* _PROBLEM DETAILS_
Give the number of lines containing the word "icon", and nothing else.

* _ENTRIES_
──────────

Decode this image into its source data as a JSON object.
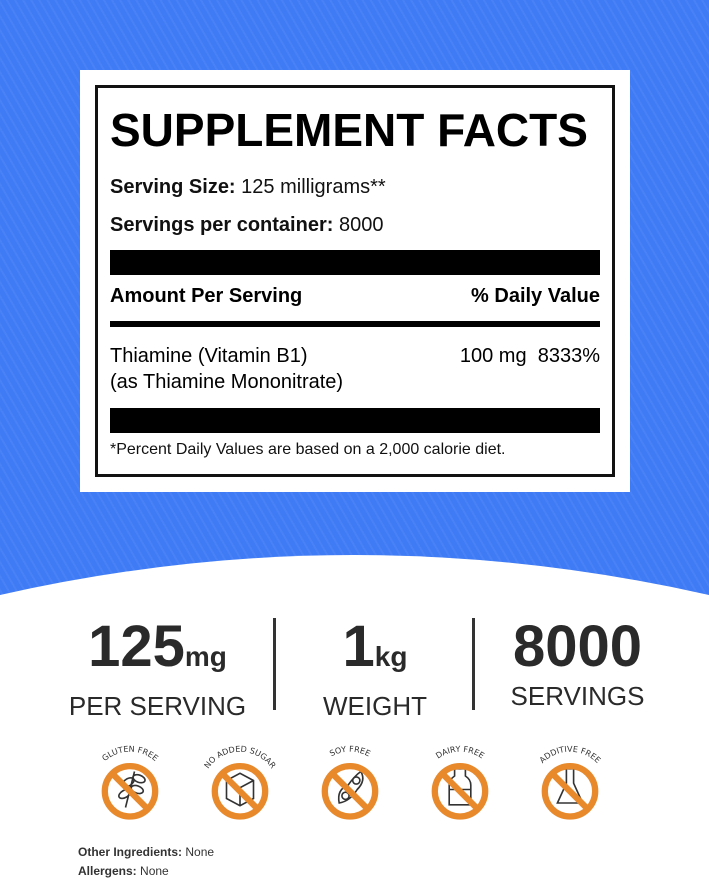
{
  "facts": {
    "title": "SUPPLEMENT FACTS",
    "serving_size_label": "Serving Size:",
    "serving_size": "125 milligrams**",
    "servings_label": "Servings per container:",
    "servings": "8000",
    "amount_header": "Amount Per Serving",
    "dv_header": "% Daily Value",
    "ingredient_line1": "Thiamine (Vitamin B1)",
    "ingredient_line2": "(as Thiamine Mononitrate)",
    "amount": "100 mg",
    "dv": "8333%",
    "footnote": "*Percent Daily Values are based on a 2,000 calorie diet."
  },
  "stats": [
    {
      "value": "125",
      "unit": "mg",
      "label": "PER SERVING"
    },
    {
      "value": "1",
      "unit": "kg",
      "label": "WEIGHT"
    },
    {
      "value": "8000",
      "unit": "",
      "label": "SERVINGS"
    }
  ],
  "badges": [
    {
      "label": "GLUTEN FREE",
      "icon": "wheat-icon"
    },
    {
      "label": "NO ADDED SUGAR",
      "icon": "sugar-cube-icon"
    },
    {
      "label": "SOY FREE",
      "icon": "soybean-icon"
    },
    {
      "label": "DAIRY FREE",
      "icon": "milk-bottle-icon"
    },
    {
      "label": "ADDITIVE FREE",
      "icon": "flask-icon"
    }
  ],
  "info": {
    "other_label": "Other Ingredients:",
    "other": "None",
    "allergens_label": "Allergens:",
    "allergens": "None"
  },
  "colors": {
    "background": "#3f7bf5",
    "badge": "#e8892b"
  }
}
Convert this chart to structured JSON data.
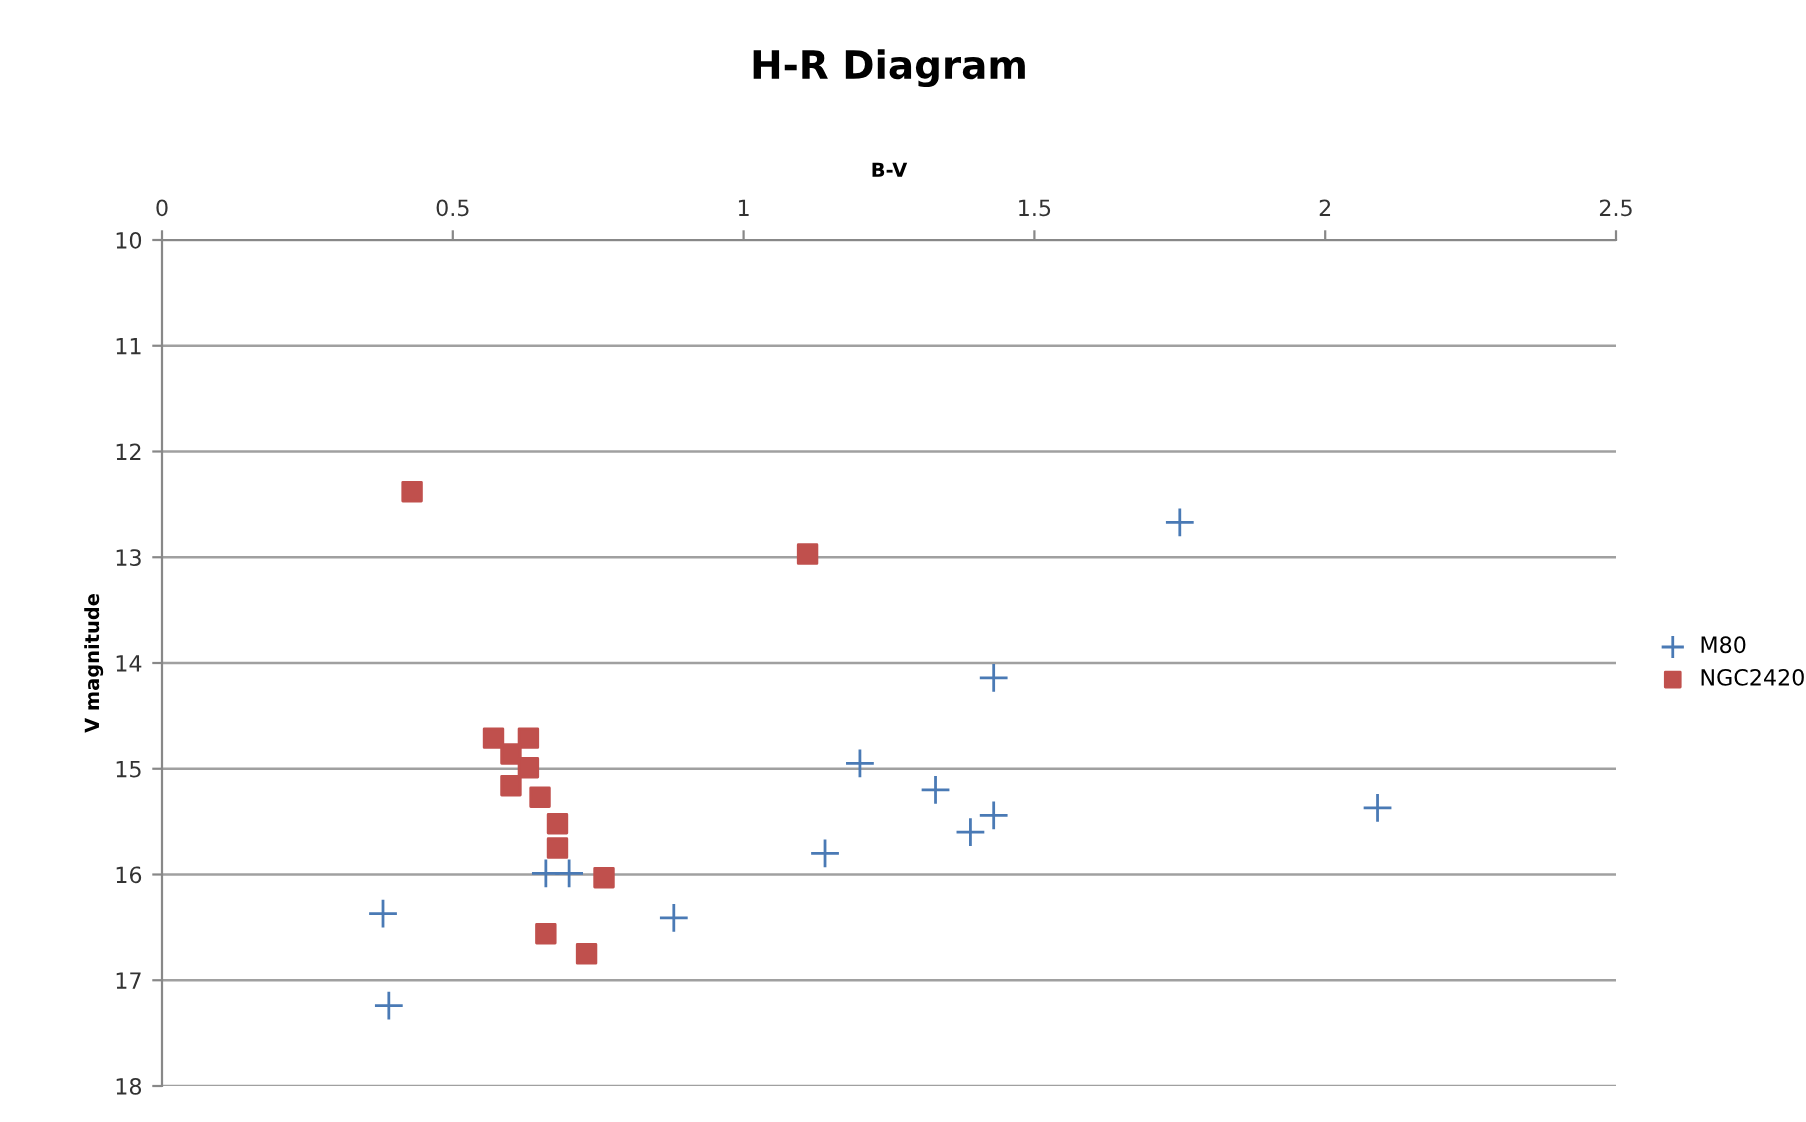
{
  "chart_data": {
    "type": "scatter",
    "title": "H-R Diagram",
    "xlabel": "B-V",
    "ylabel": "V magnitude",
    "xlim": [
      0,
      2.5
    ],
    "xticks": [
      0,
      0.5,
      1,
      1.5,
      2,
      2.5
    ],
    "ylim": [
      18,
      10
    ],
    "yticks": [
      10,
      11,
      12,
      13,
      14,
      15,
      16,
      17,
      18
    ],
    "grid": "y",
    "legend": "right",
    "series": [
      {
        "name": "M80",
        "color": "#4a7ab5",
        "marker": "cross",
        "x": [
          1.75,
          1.43,
          1.2,
          1.33,
          1.43,
          1.39,
          1.14,
          2.09,
          0.66,
          0.7,
          0.38,
          0.88,
          0.39
        ],
        "values": [
          12.67,
          14.14,
          14.95,
          15.2,
          15.44,
          15.6,
          15.8,
          15.37,
          15.99,
          15.99,
          16.37,
          16.41,
          17.24
        ]
      },
      {
        "name": "NGC2420",
        "color": "#c0504d",
        "marker": "square",
        "x": [
          0.43,
          1.11,
          0.57,
          0.63,
          0.6,
          0.63,
          0.6,
          0.65,
          0.68,
          0.68,
          0.76,
          0.66,
          0.73
        ],
        "values": [
          12.38,
          12.97,
          14.71,
          14.71,
          14.86,
          14.99,
          15.16,
          15.27,
          15.52,
          15.75,
          16.03,
          16.56,
          16.75
        ]
      }
    ]
  }
}
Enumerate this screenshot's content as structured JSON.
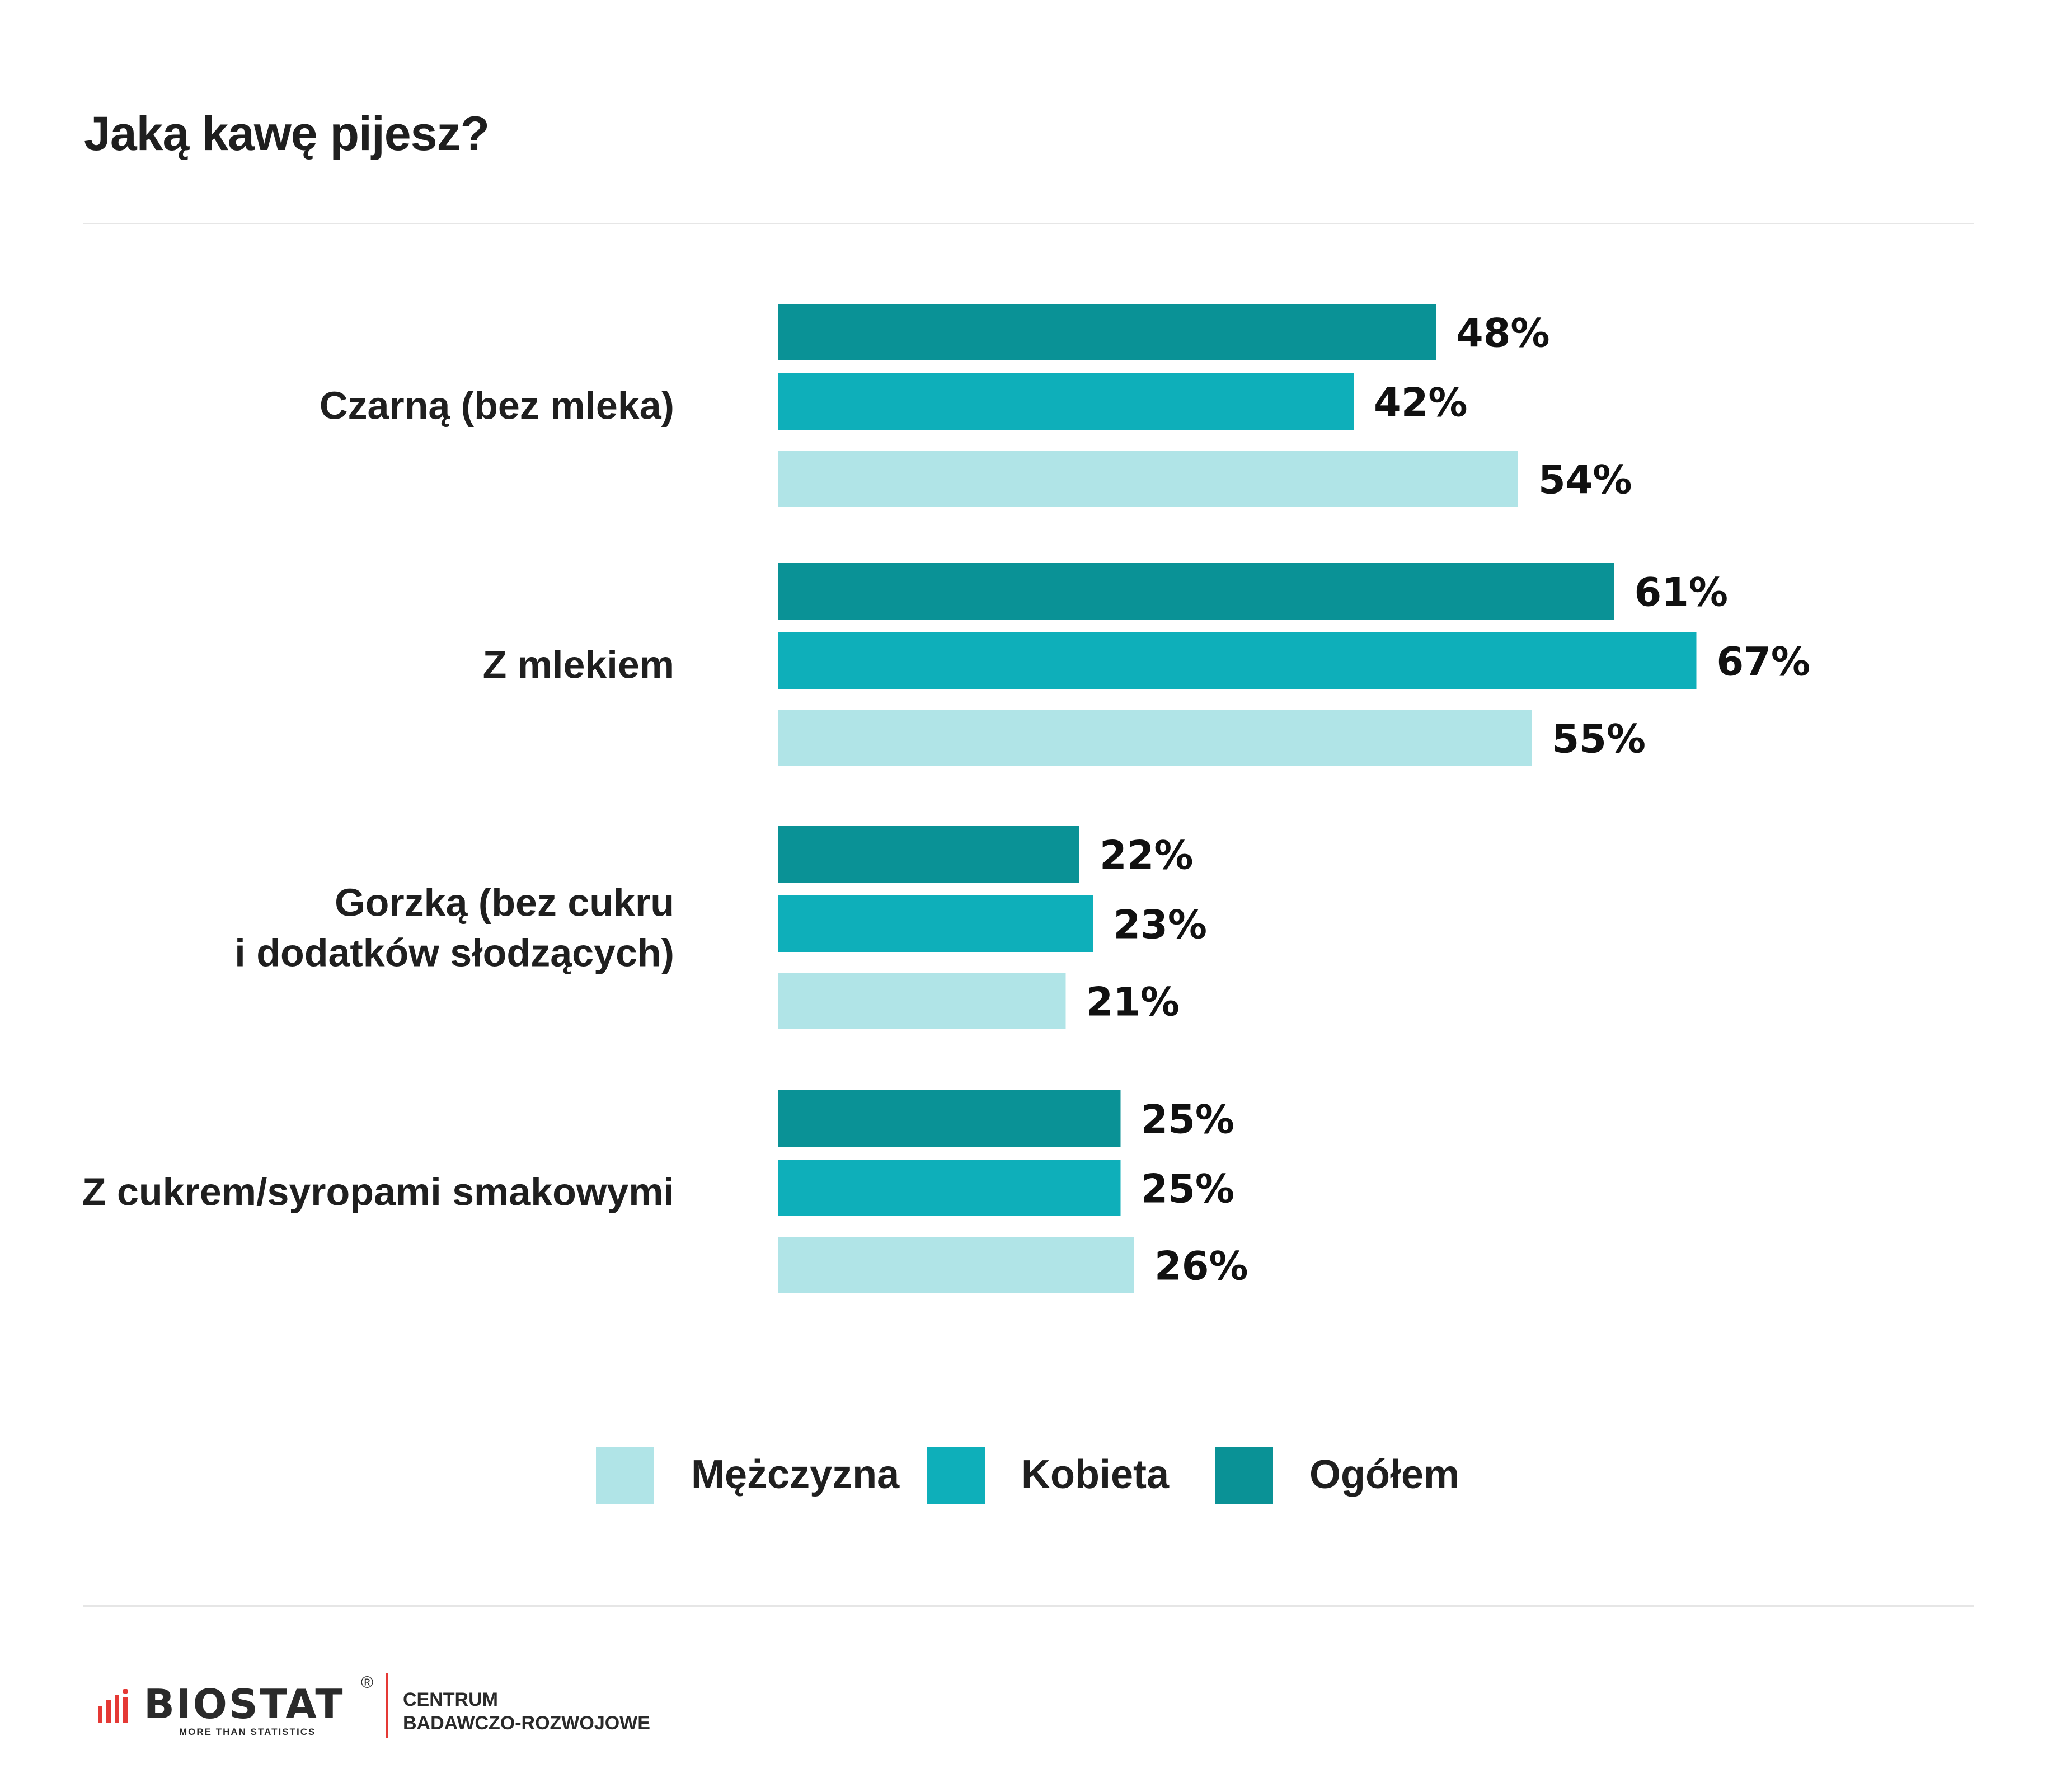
{
  "title": "Jaką kawę pijesz?",
  "legend": [
    {
      "label": "Mężczyzna",
      "color": "#b0e4e7"
    },
    {
      "label": "Kobieta",
      "color": "#0eafba"
    },
    {
      "label": "Ogółem",
      "color": "#0a9296"
    }
  ],
  "chart_data": {
    "type": "bar",
    "orientation": "horizontal",
    "title": "Jaką kawę pijesz?",
    "categories": [
      [
        "Czarną (bez mleka)"
      ],
      [
        "Z mlekiem"
      ],
      [
        "Gorzką (bez cukru",
        "i dodatków słodzących)"
      ],
      [
        "Z cukrem/syropami smakowymi"
      ]
    ],
    "series": [
      {
        "name": "Ogółem",
        "color": "#0a9296",
        "values": [
          48,
          61,
          22,
          25
        ],
        "labels": [
          "48%",
          "61%",
          "22%",
          "25%"
        ]
      },
      {
        "name": "Kobieta",
        "color": "#0eafba",
        "values": [
          42,
          67,
          23,
          25
        ],
        "labels": [
          "42%",
          "67%",
          "23%",
          "25%"
        ]
      },
      {
        "name": "Mężczyzna",
        "color": "#b0e4e7",
        "values": [
          54,
          55,
          21,
          26
        ],
        "labels": [
          "54%",
          "55%",
          "21%",
          "26%"
        ]
      }
    ],
    "value_suffix": "%",
    "grid": false,
    "axes_visible": false,
    "legend_position": "bottom"
  },
  "footer": {
    "logo_text": "BIOSTAT",
    "logo_registered": "®",
    "logo_tagline": "MORE THAN STATISTICS",
    "caption_line1": "CENTRUM",
    "caption_line2": "BADAWCZO-ROZWOJOWE",
    "logo_bar_color": "#e53935"
  }
}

──────────

* _SOLUTION TO THIS PROBLEM_
5